▸ RAW RECORDS
"""
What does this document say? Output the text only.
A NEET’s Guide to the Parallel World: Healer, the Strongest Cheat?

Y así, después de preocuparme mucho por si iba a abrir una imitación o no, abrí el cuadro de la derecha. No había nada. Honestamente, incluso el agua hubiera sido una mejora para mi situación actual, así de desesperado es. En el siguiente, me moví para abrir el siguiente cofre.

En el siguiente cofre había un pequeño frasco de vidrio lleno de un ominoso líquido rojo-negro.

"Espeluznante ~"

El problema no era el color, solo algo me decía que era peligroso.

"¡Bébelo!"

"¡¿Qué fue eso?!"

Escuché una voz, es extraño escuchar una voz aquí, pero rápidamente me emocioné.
"""
In the material above, find the lines that contain "había" and show them.

Y así, después de preocuparme mucho por si iba a abrir una imitación o no, abrí el cuadro de la derecha. No había nada. Honestamente, incluso el agua hubiera sido una mejora para mi situación actual, así de desesperado es. En el siguiente, me moví para abrir el siguiente cofre.
En el siguiente cofre había un pequeño frasco de vidrio lleno de un ominoso líquido rojo-negro.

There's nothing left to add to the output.